* [Aim of the task]: Reproduce each line bearing the word "title".

* [Input data]:
^^^^^^^^
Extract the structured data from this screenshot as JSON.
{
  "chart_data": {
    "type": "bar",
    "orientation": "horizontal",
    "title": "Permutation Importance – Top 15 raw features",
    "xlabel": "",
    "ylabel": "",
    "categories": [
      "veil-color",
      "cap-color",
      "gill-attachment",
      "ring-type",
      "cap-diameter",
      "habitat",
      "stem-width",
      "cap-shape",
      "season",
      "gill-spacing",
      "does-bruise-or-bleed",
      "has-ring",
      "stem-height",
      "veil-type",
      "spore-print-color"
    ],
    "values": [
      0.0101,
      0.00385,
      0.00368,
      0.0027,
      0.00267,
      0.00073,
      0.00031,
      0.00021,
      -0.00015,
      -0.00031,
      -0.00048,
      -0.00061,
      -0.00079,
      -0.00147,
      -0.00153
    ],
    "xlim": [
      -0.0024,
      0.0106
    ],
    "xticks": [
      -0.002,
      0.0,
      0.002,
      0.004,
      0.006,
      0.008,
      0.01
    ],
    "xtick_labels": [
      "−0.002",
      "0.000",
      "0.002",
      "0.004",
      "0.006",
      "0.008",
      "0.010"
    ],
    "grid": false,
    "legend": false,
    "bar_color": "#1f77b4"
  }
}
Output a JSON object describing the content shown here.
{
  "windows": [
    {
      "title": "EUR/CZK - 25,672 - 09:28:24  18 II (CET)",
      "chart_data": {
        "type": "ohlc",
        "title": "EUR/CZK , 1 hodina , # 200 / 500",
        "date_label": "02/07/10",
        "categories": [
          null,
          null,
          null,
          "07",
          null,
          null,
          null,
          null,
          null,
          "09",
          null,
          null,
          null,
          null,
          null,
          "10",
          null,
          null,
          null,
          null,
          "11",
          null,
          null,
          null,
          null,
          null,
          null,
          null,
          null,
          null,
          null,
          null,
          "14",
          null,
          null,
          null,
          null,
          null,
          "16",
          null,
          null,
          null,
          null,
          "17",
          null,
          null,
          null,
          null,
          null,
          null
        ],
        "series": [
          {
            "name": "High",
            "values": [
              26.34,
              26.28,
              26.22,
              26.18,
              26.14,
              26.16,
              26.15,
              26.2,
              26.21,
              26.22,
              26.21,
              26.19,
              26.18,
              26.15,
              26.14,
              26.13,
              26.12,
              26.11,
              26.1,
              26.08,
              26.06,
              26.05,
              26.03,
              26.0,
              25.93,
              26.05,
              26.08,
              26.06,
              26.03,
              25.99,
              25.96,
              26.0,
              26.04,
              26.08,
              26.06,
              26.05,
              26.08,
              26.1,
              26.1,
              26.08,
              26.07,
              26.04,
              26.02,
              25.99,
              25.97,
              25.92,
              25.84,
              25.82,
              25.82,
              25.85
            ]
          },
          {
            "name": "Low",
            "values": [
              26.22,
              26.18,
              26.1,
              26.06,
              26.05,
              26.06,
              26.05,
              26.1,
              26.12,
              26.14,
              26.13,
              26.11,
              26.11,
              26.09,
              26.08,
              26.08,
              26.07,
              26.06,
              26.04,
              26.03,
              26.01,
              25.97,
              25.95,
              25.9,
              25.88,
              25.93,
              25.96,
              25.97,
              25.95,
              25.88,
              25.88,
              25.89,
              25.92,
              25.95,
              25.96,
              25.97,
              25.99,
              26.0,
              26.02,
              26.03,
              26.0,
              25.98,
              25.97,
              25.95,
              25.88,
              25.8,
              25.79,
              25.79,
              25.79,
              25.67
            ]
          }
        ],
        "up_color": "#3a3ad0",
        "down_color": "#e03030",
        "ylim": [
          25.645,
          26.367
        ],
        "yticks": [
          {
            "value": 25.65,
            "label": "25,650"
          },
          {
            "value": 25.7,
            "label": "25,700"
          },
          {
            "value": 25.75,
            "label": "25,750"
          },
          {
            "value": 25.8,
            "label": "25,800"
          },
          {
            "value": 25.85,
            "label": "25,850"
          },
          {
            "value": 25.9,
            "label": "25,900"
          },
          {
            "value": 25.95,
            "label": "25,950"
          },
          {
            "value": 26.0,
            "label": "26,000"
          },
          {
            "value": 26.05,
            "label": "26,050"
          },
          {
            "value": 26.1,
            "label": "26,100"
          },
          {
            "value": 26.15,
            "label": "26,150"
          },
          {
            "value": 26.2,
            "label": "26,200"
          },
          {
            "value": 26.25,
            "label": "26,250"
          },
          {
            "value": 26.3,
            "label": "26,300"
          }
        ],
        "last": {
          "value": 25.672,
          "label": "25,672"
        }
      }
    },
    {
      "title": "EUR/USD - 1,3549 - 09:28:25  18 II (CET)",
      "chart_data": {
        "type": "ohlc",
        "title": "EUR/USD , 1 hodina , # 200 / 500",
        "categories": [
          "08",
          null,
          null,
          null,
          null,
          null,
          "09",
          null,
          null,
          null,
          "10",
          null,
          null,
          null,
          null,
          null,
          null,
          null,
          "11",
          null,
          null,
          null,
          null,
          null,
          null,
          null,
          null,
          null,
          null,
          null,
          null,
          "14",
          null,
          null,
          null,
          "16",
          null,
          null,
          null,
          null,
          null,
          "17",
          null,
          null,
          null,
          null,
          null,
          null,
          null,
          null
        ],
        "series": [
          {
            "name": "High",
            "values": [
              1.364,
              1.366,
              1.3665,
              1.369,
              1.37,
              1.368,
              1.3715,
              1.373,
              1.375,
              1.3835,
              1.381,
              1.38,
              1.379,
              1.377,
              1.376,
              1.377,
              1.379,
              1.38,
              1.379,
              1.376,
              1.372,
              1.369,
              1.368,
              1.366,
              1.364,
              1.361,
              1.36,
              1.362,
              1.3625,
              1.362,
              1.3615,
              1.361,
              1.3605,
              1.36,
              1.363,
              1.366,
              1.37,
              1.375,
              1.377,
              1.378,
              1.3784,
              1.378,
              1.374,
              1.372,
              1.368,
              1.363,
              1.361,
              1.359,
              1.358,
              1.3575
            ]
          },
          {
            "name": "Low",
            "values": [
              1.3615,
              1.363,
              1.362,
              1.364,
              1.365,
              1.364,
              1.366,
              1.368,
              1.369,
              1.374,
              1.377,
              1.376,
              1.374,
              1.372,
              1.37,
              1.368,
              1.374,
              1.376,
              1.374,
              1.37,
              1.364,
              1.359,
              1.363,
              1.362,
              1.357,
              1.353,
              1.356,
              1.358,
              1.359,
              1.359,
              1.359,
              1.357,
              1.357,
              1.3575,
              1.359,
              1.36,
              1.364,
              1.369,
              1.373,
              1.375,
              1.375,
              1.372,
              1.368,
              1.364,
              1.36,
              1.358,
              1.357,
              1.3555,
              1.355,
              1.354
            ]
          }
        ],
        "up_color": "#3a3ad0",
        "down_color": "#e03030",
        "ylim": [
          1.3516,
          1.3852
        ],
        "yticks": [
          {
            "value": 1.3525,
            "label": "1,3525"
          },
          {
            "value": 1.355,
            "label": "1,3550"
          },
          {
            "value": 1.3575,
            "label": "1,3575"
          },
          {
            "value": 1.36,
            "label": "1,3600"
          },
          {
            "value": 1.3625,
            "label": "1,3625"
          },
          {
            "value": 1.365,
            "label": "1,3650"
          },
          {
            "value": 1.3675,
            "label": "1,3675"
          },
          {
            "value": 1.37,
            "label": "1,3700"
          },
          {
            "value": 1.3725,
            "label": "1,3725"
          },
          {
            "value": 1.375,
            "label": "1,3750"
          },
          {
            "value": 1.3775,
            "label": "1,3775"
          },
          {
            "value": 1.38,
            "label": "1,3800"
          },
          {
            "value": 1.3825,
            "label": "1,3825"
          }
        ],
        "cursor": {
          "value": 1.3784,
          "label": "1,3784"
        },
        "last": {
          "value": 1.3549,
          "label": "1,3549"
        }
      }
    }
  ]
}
^^^^^^^^
* [In response]:
    "title": "Permutation Importance – Top 15 raw features",
      "title": "EUR/CZK - 25,672 - 09:28:24  18 II (CET)",
        "title": "EUR/CZK , 1 hodina , # 200 / 500",
      "title": "EUR/USD - 1,3549 - 09:28:25  18 II (CET)",
        "title": "EUR/USD , 1 hodina , # 200 / 500",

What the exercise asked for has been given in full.